_What is required_. Search the listing for "яблок" and copy every line where it appears.

[Saved entries]
▼

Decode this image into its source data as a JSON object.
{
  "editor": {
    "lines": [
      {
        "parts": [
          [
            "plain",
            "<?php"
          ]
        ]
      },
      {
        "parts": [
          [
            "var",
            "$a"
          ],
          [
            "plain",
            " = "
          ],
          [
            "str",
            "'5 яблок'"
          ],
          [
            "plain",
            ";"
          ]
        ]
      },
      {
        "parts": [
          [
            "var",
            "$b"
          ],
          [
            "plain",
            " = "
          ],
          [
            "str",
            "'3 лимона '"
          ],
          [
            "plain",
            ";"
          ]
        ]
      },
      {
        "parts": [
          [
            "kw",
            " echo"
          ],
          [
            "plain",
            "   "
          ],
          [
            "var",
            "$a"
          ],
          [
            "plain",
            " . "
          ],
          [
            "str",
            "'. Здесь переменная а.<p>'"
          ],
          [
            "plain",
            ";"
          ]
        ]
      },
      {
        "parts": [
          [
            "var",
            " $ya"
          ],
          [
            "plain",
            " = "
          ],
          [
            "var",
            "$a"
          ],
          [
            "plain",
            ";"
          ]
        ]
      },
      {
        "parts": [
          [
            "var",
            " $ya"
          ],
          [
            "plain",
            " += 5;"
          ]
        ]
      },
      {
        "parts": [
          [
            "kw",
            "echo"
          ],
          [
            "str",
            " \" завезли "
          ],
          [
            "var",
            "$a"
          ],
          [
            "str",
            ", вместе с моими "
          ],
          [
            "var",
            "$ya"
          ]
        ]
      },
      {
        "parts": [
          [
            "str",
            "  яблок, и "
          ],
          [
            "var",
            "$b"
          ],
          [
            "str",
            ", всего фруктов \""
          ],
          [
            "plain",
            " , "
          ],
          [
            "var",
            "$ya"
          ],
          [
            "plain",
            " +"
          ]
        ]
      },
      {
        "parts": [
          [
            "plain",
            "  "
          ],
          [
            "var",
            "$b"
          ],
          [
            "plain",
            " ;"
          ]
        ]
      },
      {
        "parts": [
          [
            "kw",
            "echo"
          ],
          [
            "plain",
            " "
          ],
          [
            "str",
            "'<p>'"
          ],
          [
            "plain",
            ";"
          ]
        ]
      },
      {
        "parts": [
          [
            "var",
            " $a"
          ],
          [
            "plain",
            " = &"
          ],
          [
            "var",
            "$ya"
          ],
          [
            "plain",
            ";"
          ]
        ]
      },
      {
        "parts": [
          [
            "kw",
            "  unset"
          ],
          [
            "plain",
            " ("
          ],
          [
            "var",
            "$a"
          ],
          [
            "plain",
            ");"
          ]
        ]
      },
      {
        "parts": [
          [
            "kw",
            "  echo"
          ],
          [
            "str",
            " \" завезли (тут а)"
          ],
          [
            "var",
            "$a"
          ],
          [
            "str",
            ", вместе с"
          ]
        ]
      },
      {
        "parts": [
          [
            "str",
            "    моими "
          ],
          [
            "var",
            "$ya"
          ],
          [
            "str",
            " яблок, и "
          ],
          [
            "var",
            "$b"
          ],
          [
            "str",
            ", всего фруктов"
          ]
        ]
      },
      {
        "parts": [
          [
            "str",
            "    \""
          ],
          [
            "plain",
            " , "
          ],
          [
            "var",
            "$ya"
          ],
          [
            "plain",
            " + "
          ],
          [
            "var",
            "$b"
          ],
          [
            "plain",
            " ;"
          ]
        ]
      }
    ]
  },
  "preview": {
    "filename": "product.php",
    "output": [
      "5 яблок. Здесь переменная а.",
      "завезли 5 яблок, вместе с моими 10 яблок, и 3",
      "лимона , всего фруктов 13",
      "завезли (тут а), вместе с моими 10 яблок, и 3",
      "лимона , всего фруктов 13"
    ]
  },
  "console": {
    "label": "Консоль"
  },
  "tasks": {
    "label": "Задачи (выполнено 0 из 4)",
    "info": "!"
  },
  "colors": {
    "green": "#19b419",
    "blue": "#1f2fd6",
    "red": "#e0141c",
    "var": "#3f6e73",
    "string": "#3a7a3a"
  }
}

▲

_Answer in full_.
            "'5 яблок'"
            "  яблок, и "
            " яблок, и "
      "5 яблок. Здесь переменная а.",
      "завезли 5 яблок, вместе с моими 10 яблок, и 3",
      "завезли (тут а), вместе с моими 10 яблок, и 3",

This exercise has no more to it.